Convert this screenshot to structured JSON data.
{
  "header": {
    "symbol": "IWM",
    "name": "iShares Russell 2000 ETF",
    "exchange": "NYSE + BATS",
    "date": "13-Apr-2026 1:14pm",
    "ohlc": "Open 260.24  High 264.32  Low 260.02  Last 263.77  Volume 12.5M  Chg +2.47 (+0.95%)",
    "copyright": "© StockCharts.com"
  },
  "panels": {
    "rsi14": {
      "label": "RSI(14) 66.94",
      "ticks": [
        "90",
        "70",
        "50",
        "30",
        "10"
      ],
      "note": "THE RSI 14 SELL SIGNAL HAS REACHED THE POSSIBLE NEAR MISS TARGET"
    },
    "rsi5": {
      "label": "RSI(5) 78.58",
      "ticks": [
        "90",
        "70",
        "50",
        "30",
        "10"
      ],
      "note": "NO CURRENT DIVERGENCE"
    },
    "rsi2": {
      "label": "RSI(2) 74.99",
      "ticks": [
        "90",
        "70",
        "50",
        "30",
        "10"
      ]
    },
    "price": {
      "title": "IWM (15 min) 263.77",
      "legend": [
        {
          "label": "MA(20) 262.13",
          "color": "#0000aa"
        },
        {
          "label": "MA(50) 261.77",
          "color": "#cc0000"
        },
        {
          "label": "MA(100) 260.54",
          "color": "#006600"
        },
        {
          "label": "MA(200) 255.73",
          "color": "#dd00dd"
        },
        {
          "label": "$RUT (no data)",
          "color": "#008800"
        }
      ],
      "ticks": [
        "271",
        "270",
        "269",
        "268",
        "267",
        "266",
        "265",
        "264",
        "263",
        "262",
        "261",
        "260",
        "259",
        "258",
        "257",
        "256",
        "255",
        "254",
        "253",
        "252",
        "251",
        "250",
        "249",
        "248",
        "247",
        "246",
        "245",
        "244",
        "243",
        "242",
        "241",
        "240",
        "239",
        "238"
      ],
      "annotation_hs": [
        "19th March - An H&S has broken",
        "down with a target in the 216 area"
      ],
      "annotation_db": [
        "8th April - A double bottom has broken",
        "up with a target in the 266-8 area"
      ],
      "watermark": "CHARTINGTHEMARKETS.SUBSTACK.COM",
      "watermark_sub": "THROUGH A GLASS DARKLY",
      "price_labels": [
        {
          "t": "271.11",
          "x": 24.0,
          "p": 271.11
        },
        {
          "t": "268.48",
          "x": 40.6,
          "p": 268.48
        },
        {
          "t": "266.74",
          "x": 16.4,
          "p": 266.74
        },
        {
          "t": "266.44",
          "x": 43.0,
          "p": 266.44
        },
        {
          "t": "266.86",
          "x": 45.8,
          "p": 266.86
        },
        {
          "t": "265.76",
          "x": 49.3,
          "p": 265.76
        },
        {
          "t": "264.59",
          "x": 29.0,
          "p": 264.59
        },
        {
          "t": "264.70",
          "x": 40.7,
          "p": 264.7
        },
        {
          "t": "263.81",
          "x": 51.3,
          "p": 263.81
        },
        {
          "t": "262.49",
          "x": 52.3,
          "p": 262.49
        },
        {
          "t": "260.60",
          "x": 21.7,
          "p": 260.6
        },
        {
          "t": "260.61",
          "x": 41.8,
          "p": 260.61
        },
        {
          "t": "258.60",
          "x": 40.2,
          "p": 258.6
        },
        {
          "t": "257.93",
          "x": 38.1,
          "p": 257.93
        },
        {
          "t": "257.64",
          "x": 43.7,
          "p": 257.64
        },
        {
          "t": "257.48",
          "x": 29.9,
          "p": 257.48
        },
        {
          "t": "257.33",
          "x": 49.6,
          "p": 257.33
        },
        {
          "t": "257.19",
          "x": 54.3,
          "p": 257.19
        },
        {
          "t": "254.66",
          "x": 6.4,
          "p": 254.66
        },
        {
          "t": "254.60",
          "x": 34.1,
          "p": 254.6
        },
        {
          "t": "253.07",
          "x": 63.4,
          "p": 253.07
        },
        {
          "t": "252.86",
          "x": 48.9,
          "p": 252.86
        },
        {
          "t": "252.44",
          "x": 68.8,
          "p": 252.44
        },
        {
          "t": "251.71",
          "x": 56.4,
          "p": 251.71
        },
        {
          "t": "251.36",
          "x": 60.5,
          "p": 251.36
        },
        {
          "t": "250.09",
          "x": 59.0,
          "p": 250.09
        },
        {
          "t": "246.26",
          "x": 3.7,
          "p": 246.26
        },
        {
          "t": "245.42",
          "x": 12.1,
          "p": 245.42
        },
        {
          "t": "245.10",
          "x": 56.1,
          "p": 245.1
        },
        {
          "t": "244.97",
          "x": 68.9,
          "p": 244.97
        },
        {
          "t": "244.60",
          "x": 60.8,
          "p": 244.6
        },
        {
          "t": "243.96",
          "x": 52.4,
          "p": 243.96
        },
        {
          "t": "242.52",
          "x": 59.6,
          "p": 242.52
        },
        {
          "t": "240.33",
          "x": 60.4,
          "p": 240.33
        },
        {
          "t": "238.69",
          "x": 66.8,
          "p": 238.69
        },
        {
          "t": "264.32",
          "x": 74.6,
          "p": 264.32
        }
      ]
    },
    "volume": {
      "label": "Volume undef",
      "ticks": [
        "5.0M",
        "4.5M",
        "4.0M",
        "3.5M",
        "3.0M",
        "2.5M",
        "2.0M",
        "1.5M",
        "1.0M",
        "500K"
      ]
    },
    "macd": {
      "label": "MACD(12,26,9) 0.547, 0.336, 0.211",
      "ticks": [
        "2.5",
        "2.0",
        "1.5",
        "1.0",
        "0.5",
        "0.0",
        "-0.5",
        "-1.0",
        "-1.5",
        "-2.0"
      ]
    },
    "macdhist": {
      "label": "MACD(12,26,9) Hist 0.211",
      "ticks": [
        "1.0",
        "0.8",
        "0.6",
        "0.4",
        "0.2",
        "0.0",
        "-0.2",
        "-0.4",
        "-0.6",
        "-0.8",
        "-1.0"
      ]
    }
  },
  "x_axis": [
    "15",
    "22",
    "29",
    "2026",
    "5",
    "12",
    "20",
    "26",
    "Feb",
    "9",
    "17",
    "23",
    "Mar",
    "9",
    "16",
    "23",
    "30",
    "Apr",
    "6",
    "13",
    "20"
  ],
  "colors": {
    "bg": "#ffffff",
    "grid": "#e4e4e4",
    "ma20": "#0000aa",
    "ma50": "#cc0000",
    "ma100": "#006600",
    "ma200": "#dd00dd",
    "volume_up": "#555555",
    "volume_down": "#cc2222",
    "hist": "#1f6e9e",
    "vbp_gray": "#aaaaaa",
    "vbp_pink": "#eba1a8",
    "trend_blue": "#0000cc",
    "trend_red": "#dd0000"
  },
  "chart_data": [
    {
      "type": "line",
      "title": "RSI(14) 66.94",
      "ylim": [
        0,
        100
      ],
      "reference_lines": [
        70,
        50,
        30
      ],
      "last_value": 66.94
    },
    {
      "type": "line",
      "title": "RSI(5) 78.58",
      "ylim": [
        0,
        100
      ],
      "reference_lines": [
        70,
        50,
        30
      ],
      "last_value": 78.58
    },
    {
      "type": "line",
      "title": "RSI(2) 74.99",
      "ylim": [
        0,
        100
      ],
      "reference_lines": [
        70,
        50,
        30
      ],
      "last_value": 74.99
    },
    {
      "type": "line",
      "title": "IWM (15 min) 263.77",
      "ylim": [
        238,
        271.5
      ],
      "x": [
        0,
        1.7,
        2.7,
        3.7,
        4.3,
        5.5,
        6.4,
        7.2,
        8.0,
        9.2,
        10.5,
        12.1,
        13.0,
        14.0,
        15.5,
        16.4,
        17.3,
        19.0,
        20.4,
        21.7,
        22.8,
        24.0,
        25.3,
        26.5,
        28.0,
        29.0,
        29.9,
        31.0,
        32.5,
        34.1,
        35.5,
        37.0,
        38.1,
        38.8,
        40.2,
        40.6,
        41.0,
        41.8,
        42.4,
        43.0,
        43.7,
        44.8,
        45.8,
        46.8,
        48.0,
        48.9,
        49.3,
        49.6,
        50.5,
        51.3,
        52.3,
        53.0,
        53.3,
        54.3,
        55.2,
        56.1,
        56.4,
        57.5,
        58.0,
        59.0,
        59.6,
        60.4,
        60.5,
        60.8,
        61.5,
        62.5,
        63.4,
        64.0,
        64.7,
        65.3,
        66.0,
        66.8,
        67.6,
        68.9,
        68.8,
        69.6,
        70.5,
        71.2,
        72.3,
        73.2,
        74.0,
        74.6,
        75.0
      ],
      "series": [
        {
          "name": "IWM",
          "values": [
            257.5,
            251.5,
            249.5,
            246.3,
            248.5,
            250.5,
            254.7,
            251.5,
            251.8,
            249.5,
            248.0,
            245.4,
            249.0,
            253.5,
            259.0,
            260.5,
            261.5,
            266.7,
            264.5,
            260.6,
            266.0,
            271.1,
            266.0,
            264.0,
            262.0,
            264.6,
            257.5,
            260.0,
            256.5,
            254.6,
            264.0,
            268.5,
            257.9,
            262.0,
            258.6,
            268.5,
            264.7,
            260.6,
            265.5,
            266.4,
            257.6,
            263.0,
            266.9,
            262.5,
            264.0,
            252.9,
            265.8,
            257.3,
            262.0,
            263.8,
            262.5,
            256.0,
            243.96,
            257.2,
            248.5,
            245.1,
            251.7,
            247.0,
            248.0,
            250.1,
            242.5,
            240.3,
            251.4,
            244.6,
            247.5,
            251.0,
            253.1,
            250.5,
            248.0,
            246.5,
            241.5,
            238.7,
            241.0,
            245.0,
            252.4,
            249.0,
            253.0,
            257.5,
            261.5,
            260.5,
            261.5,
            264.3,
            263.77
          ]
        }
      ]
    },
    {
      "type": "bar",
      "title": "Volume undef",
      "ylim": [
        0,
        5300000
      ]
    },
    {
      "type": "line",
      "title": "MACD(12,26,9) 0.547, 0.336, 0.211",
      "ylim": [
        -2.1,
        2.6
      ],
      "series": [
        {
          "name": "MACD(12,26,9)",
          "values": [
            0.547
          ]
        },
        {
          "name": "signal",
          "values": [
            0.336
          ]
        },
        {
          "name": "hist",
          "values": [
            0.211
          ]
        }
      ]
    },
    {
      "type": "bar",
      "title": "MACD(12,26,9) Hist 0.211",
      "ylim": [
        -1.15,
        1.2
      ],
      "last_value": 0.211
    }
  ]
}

============

▶ _Set task_:
Pull out every line containing "area".

▶ _Solution for this problem_:
        "down with a target in the 216 area"
        "up with a target in the 266-8 area"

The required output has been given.